In the episode recap, copy the passage from "THERE ARE SPOILERS" up to and including "gun quite capably?", switching every "gun" to "pistol".

- [Reading text]:
+ + + + + + +

THERE ARE SPOILERS AHEAD!

[Photos: Liane Hentscher/FOX]

This week’s episode entitled “Black Blotter” begins with a sleeping Astrid awoken by the sound of a strange beeping noise. Astrid tentatively calls out for Walter, but when she doesn’t get a response, she reaches for the gun under her cot in the lab. Is it just me, or does anyone else ever forget that she’s actually an FBI agent who can handle a gun quite capably?

Astrid follows the beeping to the radio stuck on just one frequency that the team pulled from the pocket universe back in Episode 6. While examining it, she hears the floor creak and she jumps, only to relax when it’s just Walter in the lab. When he says, “Hello, Astrid,” getting her name right for once, it’s obvious immediately that something is wrong.

+ + + + + + +

- [Supplied records]:
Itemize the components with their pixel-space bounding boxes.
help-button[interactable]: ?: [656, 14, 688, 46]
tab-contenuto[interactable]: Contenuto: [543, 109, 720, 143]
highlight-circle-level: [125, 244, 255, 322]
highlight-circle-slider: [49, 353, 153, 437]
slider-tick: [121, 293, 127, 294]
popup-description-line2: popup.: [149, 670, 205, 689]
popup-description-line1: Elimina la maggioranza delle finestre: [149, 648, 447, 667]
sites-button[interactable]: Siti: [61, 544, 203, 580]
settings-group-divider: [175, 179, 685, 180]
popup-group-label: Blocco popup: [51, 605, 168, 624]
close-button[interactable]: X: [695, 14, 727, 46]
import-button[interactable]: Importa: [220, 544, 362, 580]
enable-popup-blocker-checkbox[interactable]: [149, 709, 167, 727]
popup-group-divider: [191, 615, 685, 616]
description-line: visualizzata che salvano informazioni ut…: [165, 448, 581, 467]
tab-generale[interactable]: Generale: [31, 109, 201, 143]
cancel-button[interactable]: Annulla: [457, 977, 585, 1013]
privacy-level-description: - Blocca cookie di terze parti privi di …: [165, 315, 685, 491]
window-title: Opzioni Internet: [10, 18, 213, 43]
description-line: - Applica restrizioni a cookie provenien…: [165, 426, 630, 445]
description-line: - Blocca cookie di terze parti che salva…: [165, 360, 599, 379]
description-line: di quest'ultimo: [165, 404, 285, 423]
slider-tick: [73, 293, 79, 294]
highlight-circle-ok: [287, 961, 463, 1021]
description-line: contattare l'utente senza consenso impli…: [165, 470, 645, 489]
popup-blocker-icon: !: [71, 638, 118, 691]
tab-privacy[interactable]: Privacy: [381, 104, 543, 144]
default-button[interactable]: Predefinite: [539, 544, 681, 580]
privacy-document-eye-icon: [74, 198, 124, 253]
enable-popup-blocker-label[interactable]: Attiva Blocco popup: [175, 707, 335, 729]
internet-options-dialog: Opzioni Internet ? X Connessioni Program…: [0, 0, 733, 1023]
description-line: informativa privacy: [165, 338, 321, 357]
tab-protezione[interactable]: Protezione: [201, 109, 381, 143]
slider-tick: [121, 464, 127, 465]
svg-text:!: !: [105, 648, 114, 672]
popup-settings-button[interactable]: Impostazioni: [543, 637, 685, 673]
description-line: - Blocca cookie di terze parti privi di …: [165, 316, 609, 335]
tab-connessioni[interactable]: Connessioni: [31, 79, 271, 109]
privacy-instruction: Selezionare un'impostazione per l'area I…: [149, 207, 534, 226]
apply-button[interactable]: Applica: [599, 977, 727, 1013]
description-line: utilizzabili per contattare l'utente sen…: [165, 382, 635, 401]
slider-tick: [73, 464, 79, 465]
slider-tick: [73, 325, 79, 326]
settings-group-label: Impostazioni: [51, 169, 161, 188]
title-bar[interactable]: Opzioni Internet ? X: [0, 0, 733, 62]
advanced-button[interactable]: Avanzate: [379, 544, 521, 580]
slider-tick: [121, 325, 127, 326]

+ + + + + + +

- [Output below]:
THERE ARE SPOILERS AHEAD!

[Photos: Liane Hentscher/FOX]

This week’s episode entitled “Black Blotter” begins with a sleeping Astrid awoken by the sound of a strange beeping noise. Astrid tentatively calls out for Walter, but when she doesn’t get a response, she reaches for the pistol under her cot in the lab. Is it just me, or does anyone else ever forget that she’s actually an FBI agent who can handle a pistol quite capably?